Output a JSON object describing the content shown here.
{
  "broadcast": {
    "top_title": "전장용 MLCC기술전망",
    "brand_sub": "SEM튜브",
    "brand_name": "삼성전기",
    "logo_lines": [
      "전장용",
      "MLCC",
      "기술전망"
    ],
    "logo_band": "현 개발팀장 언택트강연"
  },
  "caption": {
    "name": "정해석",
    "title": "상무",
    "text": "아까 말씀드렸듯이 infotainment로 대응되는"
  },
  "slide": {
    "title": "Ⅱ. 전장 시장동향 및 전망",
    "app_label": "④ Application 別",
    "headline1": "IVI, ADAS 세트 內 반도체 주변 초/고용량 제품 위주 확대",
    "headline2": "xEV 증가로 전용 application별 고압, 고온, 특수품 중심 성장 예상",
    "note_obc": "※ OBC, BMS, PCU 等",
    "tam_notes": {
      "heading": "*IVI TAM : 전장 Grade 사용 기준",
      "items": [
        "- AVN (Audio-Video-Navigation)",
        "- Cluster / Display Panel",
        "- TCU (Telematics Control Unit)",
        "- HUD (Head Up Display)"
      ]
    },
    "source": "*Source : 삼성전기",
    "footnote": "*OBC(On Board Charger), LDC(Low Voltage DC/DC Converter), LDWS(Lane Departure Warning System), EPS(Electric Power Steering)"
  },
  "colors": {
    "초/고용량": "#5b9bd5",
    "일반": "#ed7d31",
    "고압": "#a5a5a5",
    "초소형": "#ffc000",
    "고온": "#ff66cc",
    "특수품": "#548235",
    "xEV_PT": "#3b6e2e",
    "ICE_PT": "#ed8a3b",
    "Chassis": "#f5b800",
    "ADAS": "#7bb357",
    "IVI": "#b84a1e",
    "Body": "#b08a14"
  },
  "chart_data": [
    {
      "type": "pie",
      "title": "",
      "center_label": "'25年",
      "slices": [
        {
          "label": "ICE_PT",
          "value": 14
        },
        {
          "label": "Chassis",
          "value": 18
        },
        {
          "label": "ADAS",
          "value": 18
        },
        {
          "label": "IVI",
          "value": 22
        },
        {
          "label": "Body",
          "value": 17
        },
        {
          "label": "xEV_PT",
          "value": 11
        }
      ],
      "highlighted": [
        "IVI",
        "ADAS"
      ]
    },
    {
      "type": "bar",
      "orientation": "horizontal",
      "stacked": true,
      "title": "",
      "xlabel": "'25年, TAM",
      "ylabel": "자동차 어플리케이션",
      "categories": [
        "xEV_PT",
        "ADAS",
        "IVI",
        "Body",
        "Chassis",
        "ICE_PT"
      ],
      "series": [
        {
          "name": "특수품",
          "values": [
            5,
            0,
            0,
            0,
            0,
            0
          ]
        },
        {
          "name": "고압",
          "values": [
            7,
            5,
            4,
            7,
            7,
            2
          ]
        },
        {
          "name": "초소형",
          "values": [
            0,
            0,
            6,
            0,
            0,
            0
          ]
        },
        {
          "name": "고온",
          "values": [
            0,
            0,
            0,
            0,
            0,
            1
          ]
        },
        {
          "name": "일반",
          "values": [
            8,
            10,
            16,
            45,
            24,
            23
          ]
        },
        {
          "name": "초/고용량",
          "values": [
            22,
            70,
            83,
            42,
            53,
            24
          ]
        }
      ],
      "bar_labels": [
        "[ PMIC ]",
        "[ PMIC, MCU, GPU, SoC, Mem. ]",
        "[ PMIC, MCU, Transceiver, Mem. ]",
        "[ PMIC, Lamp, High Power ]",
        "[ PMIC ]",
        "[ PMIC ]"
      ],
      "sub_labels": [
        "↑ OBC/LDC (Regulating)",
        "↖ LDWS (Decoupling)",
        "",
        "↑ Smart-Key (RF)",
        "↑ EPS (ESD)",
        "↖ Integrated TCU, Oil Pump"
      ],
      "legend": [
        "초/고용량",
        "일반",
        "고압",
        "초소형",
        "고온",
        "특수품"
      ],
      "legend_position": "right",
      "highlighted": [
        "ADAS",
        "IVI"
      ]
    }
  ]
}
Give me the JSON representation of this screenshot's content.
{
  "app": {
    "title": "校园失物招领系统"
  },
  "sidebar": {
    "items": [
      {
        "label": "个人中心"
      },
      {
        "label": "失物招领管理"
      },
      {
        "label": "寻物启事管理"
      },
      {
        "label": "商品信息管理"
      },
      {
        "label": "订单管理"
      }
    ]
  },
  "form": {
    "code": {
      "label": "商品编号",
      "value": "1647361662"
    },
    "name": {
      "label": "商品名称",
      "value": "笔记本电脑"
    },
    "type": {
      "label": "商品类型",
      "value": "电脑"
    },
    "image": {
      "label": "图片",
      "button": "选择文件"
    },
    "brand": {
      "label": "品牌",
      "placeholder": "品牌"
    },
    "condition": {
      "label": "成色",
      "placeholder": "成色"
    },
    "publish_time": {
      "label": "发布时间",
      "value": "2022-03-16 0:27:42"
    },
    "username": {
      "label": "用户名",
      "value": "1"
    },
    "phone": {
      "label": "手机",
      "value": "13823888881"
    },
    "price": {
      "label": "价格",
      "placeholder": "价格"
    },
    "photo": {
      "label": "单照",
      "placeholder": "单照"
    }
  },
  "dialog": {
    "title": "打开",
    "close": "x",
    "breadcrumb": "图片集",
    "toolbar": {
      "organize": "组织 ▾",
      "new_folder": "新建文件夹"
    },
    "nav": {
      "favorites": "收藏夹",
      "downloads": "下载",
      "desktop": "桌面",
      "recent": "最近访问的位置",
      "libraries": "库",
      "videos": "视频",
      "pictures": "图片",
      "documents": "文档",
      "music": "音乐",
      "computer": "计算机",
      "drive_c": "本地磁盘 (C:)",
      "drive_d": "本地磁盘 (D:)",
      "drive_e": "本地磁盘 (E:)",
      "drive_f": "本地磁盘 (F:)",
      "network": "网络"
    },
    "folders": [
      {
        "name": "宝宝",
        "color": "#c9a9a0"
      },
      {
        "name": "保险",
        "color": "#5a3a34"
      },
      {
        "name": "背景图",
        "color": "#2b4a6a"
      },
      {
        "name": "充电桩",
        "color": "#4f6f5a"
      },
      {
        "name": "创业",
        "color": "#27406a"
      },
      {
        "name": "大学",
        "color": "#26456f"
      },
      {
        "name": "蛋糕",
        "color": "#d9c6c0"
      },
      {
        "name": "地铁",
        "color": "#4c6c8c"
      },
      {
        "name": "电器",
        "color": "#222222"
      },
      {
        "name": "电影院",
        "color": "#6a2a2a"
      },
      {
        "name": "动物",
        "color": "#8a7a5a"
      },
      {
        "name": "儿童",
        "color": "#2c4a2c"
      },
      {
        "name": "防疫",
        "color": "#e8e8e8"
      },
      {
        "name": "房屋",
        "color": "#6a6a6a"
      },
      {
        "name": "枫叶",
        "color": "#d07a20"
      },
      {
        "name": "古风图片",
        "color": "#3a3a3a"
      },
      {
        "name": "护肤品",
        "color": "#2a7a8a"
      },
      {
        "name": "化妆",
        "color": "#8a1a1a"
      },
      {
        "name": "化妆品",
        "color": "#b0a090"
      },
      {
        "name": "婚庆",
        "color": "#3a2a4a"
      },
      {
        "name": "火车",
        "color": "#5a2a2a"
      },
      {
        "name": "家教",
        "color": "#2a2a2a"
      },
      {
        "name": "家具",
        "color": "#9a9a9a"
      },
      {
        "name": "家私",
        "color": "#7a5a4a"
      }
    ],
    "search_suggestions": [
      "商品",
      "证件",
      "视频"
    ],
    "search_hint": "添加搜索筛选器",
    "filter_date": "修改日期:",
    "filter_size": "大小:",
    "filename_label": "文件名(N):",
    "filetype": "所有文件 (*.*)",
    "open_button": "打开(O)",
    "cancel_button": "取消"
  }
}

What to produce: Find all lines where the word "PMIC" appears. Copy them.

Solution to this problem:
        "[ PMIC ]",
        "[ PMIC, MCU, GPU, SoC, Mem. ]",
        "[ PMIC, MCU, Transceiver, Mem. ]",
        "[ PMIC, Lamp, High Power ]",
        "[ PMIC ]",
        "[ PMIC ]"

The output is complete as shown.